■ **Document segment**:
╭──

The problem of definition

What is a suburb? In the coming decades, billions of people will move to urban areas and many will live in areas that are already considered suburban. How many people, and what that means, depends heavily on how suburbs are defined. As a vibrant literature on framing in planning work suggests, how urbanists, the press, and the public talk and think about the suburbs shapes how they can see such areas being developed and redeveloped in the future (Caplan and Nelson, 1973; Schon and Rein, 1994; Harvard Law Review Association, 2004; Healey, 2009). In the coming decades, as new suburban areas are built and older suburbs head toward redevelopment, clearer definitions, or better alternatives to the term “suburb,” can help focus academic and practical debates on important issues.
In 1958, Kurtz and Eichler published an article in Social Forces complaining about confusion over “residence categories” and, in particular, the terms “suburb” and “fringe.” As they pointed out, when concepts are not clear it is hard to create an adequate theory. The situation has not improved much in subsequent decades. As Lineberry (1975, p. 2) argued in the mid-1970s, “despite the voluminous literature on suburbia, we are no closer than ever to a definition. It is a mere assumption of convenience that we all know what we are talking about, however variegated the pictures in our heads.” While Lineberry attempted to provide some clarity, decades later Harris, reviewing the international literature on suburbs, still complained that the field needed to establish a “minimum definition to which suburbs everywhere conform” (Harris, 2010, p. 26). Among urban scholars, then, there is no consensus as to what exactly constitutes a suburb and the confusion expands when one includes popular and media accounts.

╰──

■ **Information provided**:
╭──

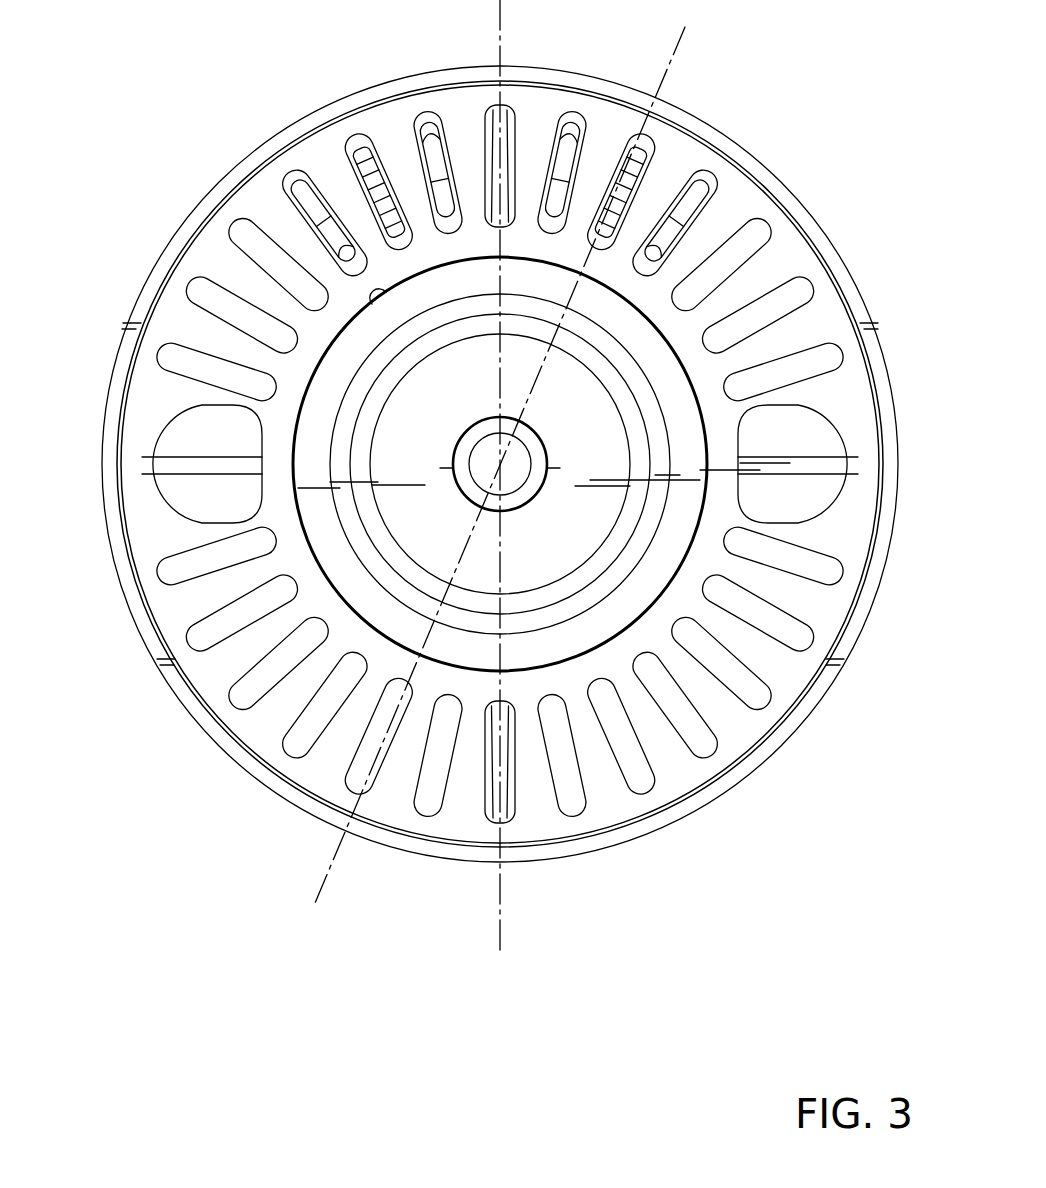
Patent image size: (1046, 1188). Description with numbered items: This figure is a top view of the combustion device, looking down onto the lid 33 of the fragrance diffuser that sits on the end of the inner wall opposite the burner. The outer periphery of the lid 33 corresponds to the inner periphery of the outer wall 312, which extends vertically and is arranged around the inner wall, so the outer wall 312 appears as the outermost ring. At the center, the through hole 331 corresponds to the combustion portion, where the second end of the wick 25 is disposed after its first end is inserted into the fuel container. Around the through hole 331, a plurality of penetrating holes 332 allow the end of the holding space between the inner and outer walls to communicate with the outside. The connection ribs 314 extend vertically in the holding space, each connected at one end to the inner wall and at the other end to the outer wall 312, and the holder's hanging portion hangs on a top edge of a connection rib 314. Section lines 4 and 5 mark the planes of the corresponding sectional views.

╰──

■ **Required actions**:
1 > Check the three statements below against the text above on defining suburbs. For each one, answer yes or no and quote the words of the text that decide it.
(a) Kurtz and Eichler's article appeared in Social Forces in 1958.
(b) Harris found that the field had already settled on a minimum definition of suburbs.
(c) The text says the confusion shrinks once popular and media accounts are taken into account.
2 > Transcribe part of the text above on defining suburbs. Begin at the words "What is a suburb?" and stop after "on important issues.".

■ **Task responses**:
1 >
(a) Yes: "In 1958, Kurtz and Eichler published an article in Social Forces"
(b) No: "still complained that the field needed to establish a"
(c) No: "the confusion expands when one includes popular and media accounts"

2 >
What is a suburb? In the coming decades, billions of people will move to urban areas and many will live in areas that are already considered suburban. How many people, and what that means, depends heavily on how suburbs are defined. As a vibrant literature on framing in planning work suggests, how urbanists, the press, and the public talk and think about the suburbs shapes how they can see such areas being developed and redeveloped in the future (Caplan and Nelson, 1973; Schon and Rein, 1994; Harvard Law Review Association, 2004; Healey, 2009). In the coming decades, as new suburban areas are built and older suburbs head toward redevelopment, clearer definitions, or better alternatives to the term “suburb,” can help focus academic and practical debates on important issues.